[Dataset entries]

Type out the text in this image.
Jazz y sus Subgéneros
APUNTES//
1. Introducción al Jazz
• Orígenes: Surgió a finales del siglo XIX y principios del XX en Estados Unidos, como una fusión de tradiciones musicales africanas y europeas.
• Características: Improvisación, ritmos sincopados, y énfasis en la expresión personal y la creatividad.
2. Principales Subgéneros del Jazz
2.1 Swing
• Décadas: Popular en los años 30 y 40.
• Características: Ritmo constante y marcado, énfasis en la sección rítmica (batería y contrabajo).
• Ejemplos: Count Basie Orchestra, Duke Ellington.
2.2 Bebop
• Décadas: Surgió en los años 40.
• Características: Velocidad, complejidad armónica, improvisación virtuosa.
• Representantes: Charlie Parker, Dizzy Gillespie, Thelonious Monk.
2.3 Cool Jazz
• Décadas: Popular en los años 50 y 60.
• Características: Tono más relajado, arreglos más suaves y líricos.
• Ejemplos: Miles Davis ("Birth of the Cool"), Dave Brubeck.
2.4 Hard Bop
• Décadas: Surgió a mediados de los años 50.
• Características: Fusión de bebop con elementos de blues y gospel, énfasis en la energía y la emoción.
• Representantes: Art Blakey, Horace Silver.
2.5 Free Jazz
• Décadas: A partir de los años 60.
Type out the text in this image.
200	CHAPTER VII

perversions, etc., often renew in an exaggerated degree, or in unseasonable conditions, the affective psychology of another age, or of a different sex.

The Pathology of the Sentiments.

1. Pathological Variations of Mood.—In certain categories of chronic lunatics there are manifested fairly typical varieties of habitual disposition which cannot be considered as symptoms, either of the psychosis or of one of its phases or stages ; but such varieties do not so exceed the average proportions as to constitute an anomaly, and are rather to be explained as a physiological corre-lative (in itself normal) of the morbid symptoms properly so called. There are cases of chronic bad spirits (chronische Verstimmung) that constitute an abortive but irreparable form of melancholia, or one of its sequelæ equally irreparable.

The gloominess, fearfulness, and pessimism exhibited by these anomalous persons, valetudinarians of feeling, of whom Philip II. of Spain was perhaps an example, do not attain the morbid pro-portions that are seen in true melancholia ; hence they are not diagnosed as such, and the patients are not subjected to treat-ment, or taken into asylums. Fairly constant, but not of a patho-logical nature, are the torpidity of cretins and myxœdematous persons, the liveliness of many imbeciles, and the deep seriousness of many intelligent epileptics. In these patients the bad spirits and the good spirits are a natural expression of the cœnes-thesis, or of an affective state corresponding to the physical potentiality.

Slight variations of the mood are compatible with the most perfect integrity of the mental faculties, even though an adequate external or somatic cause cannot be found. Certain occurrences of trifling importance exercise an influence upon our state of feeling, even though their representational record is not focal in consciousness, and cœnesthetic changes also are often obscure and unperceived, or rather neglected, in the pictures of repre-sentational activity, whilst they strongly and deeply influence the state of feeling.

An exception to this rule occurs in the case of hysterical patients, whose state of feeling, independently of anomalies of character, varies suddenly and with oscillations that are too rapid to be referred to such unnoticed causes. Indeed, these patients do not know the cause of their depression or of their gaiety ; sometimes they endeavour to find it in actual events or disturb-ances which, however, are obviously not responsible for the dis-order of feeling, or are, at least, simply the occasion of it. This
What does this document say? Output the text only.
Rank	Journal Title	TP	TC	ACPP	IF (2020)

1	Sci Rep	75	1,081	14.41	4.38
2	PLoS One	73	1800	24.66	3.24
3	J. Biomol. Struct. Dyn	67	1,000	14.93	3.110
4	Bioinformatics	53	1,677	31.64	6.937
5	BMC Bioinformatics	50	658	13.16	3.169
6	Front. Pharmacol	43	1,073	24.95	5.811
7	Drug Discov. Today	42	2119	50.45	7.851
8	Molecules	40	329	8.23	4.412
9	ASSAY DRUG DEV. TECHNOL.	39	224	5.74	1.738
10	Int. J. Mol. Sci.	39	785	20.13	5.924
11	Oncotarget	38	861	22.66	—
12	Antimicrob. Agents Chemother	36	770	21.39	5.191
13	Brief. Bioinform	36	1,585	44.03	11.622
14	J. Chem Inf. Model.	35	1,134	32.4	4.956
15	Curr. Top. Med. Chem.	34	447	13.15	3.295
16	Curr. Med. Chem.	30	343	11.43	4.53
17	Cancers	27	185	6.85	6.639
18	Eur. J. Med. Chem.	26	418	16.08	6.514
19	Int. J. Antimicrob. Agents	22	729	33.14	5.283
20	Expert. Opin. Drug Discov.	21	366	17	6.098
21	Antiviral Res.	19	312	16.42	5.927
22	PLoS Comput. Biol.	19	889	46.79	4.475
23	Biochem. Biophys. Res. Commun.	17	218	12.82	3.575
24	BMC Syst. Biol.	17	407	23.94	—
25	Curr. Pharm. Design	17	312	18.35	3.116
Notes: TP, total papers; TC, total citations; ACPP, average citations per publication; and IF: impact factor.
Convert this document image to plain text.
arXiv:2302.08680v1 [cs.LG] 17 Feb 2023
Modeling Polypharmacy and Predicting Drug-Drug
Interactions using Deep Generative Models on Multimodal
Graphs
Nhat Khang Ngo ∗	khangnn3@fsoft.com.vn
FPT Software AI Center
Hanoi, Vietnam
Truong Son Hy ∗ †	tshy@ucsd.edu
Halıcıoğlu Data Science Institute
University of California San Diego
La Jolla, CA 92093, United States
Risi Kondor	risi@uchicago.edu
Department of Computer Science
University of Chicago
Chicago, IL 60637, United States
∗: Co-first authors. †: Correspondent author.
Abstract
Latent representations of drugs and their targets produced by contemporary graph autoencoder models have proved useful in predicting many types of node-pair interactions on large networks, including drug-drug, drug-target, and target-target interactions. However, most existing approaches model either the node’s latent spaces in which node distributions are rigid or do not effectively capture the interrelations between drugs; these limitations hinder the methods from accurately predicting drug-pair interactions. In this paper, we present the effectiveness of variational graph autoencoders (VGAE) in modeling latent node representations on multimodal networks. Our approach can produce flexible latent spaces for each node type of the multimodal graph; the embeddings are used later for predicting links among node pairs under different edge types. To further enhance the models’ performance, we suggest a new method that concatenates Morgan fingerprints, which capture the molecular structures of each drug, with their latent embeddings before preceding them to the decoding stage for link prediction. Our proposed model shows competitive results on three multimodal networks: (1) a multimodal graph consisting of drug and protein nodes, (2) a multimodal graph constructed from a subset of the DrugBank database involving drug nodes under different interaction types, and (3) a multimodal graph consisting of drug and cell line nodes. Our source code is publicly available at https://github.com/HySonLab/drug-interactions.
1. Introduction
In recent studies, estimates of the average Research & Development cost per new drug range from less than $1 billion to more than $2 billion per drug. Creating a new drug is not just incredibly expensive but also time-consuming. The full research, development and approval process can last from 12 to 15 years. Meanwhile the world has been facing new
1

* **Prompt**
Using the data above, say how many lines include the word "Características". Write only that number.

* **The answer**
5